DATA FOR PROCESSING:
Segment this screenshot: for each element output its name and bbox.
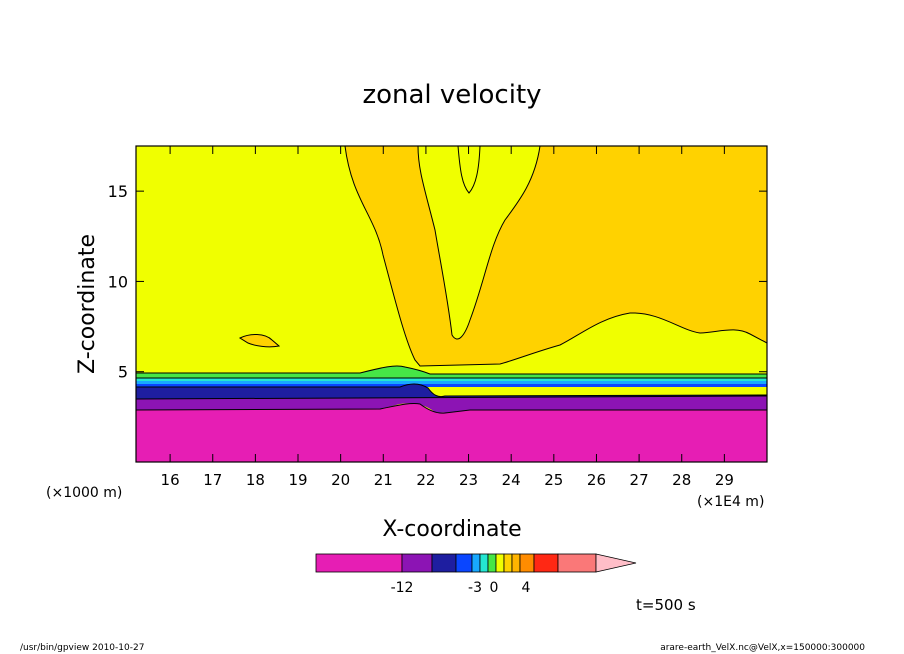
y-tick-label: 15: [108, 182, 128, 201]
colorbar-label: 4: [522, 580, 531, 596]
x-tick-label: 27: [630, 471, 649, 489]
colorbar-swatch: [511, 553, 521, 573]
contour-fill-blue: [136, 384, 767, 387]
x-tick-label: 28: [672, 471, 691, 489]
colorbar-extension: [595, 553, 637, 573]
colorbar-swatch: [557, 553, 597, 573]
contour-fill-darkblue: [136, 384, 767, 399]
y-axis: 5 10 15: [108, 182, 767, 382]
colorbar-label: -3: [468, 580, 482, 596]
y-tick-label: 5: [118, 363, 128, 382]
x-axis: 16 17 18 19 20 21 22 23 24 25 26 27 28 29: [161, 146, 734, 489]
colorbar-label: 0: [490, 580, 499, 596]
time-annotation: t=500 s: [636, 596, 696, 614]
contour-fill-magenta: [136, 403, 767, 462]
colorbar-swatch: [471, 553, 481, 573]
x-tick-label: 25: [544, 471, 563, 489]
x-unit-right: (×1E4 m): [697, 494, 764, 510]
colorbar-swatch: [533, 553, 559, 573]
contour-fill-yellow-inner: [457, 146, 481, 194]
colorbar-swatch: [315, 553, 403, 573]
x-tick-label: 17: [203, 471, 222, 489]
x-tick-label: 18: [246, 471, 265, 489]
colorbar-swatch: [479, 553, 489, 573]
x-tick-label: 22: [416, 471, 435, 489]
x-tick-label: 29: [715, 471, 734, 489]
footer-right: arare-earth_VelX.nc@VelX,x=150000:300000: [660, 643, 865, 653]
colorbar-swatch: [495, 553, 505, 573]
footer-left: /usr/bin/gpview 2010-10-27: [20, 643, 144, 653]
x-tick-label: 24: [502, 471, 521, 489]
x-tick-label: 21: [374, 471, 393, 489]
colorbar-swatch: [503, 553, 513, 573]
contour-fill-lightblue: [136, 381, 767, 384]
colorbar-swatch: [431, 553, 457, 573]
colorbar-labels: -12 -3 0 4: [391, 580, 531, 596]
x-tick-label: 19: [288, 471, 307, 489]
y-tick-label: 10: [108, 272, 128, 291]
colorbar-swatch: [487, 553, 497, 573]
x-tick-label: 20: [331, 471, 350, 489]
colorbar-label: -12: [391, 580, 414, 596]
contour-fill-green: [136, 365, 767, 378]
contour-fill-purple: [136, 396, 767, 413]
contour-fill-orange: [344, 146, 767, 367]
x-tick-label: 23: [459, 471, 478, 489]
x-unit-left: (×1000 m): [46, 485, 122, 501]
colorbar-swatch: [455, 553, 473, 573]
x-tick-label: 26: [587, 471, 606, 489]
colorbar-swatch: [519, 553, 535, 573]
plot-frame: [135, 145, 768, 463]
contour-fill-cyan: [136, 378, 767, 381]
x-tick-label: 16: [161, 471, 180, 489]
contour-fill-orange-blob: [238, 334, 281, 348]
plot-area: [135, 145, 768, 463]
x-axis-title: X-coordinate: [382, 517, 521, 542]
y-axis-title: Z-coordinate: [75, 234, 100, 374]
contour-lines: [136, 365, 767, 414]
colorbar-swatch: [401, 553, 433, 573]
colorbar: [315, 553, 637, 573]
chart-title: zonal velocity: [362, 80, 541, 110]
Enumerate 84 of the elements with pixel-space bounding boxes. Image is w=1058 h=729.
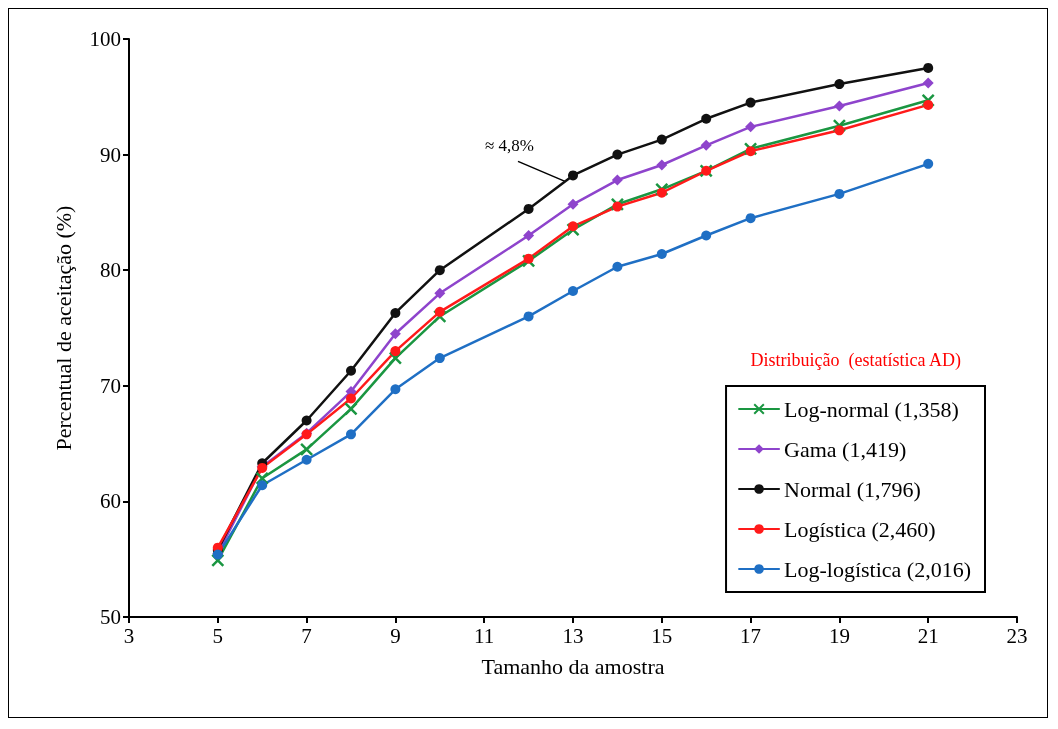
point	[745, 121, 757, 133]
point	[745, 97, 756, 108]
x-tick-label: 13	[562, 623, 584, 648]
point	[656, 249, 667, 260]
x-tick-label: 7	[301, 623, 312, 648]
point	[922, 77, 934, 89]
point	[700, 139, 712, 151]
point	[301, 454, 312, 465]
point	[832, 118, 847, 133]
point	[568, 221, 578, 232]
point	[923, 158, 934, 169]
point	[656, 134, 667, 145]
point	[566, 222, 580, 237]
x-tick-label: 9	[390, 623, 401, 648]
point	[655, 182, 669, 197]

STATED EXERCISE: Lay out every line of the records above as a Markdown table with the columns "Row" and "Line", numbering the rows in order and omitting any blank lines. Leave the pictures out of the answer.

WRITTEN RESPONSE:
| Row | Line |
|---|---|
| 1 | Segment this screenshot: for each element output its name and bbox. |
| 2 | y-tick-label: 15: [108, 182, 128, 201] |
| 3 | colorbar-label: 4: [522, 580, 531, 596] |
| 4 | x-tick-label: 27: [630, 471, 649, 489] |
| 5 | colorbar-swatch: [511, 553, 521, 573] |
| 6 | contour-fill-blue: [136, 384, 767, 387] |
| 7 | x-tick-label: 28: [672, 471, 691, 489] |
| 8 | colorbar-extension: [595, 553, 637, 573] |
| 9 | colorbar-swatch: [557, 553, 597, 573] |
| 10 | contour-fill-darkblue: [136, 384, 767, 399] |
| 11 | y-axis: 5 10 15: [108, 182, 767, 382] |
| 12 | colorbar-label: -3: [468, 580, 482, 596] |
| 13 | y-tick-label: 5: [118, 363, 128, 382] |
| 14 | x-axis: 16 17 18 19 20 21 22 23 24 25 26 27 28 29: [161, 146, 734, 489] |
| 15 | colorbar-label: 0: [490, 580, 499, 596] |
| 16 | time-annotation: t=500 s: [636, 596, 696, 614] |
| 17 | contour-fill-magenta: [136, 403, 767, 462] |
| 18 | colorbar-swatch: [471, 553, 481, 573] |
| 19 | x-tick-label: 25: [544, 471, 563, 489] |
| 20 | x-unit-right: (×1E4 m): [697, 494, 764, 510] |
| 21 | colorbar-swatch: [533, 553, 559, 573] |
| 22 | contour-fill-yellow-inner: [457, 146, 481, 194] |
| 23 | colorbar-swatch: [315, 553, 403, 573] |
| 24 | x-tick-label: 17: [203, 471, 222, 489] |
| 25 | x-tick-label: 18: [246, 471, 265, 489] |
| 26 | colorbar-swatch: [479, 553, 489, 573] |
| 27 | x-tick-label: 22: [416, 471, 435, 489] |
| 28 | x-tick-label: 29: [715, 471, 734, 489] |
| 29 | footer-right: arare-earth_VelX.nc@VelX,x=150000:300000: [660, 643, 865, 653] |
| 30 | colorbar-swatch: [495, 553, 505, 573] |
| 31 | footer-left: /usr/bin/gpview 2010-10-27: [20, 643, 144, 653] |
| 32 | x-tick-label: 24: [502, 471, 521, 489] |
| 33 | x-tick-label: 21: [374, 471, 393, 489] |
| 34 | colorbar-swatch: [503, 553, 513, 573] |
| 35 | contour-fill-lightblue: [136, 381, 767, 384] |
| 36 | colorbar-swatch: [431, 553, 457, 573] |
| 37 | colorbar-labels: -12 -3 0 4: [391, 580, 531, 596] |
| 38 | x-tick-label: 19: [288, 471, 307, 489] |
| 39 | y-tick-label: 10: [108, 272, 128, 291] |
| 40 | colorbar-swatch: [487, 553, 497, 573] |
| 41 | x-tick-label: 20: [331, 471, 350, 489] |
| 42 | colorbar-label: -12: [391, 580, 414, 596] |
| 43 | contour-fill-green: [136, 365, 767, 378] |
| 44 | contour-fill-purple: [136, 396, 767, 413] |
| 45 | contour-fill-orange: [344, 146, 767, 367] |
| 46 | x-tick-label: 23: [459, 471, 478, 489] |
| 47 | x-unit-left: (×1000 m): [46, 485, 122, 501] |
| 48 | colorbar-swatch: [455, 553, 473, 573] |
| 49 | x-tick-label: 26: [587, 471, 606, 489] |
| 50 | colorbar-swatch: [519, 553, 535, 573] |
| 51 | plot-frame: [135, 145, 768, 463] |
| 52 | contour-fill-cyan: [136, 378, 767, 381] |
| 53 | x-tick-label: 16: [161, 471, 180, 489] |
| 54 | contour-fill-orange-blob: [238, 334, 281, 348] |
| 55 | plot-area: [135, 145, 768, 463] |
| 56 | x-axis-title: X-coordinate: [382, 517, 521, 542] |
| 57 | y-axis-title: Z-coordinate: [75, 234, 100, 374] |
| 58 | contour-lines: [136, 365, 767, 414] |
| 59 | colorbar-swatch: [401, 553, 433, 573] |
| 60 | colorbar: [315, 553, 637, 573] |
| 61 | chart-title: zonal velocity: [362, 80, 541, 110] |
| 62 | Enumerate 84 of the elements with pixel-space bounding boxes. Image is w=1058 h=729. |
| 63 | point	[745, 121, 757, 133] |
| 64 | point	[745, 97, 756, 108] |
| 65 | x-tick-label: 13	[562, 623, 584, 648] |
| 66 | point	[656, 249, 667, 260] |
| 67 | x-tick-label: 7	[301, 623, 312, 648] |
| 68 | point	[922, 77, 934, 89] |
| 69 | point	[700, 139, 712, 151] |
| 70 | point	[301, 454, 312, 465] |
| 71 | point	[832, 118, 847, 133] |
| 72 | point	[568, 221, 578, 232] |
| 73 | point	[923, 158, 934, 169] |
| 74 | point	[656, 134, 667, 145] |
| 75 | point	[566, 222, 580, 237] |
| 76 | x-tick-label: 9	[390, 623, 401, 648] |
| 77 | point	[655, 182, 669, 197] |